[begin Record list]

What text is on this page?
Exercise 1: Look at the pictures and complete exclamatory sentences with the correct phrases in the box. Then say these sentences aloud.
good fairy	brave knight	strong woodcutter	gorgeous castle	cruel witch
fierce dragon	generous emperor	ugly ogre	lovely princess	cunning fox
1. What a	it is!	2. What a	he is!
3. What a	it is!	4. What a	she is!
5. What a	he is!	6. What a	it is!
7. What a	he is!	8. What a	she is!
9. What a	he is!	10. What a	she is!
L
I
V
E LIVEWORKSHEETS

[end Record list]

## Exercise requirements
All of the entries must be written out exactly as they stand.

## Written response
What text is on this page?
Exercise 1: Look at the pictures and complete exclamatory sentences with the correct phrases in the box. Then say these sentences aloud.
good fairy	brave knight	strong woodcutter	gorgeous castle	cruel witch
fierce dragon	generous emperor	ugly ogre	lovely princess	cunning fox
1. What a	it is!	2. What a	he is!
3. What a	it is!	4. What a	she is!
5. What a	he is!	6. What a	it is!
7. What a	he is!	8. What a	she is!
9. What a	he is!	10. What a	she is!
L
I
V
E LIVEWORKSHEETS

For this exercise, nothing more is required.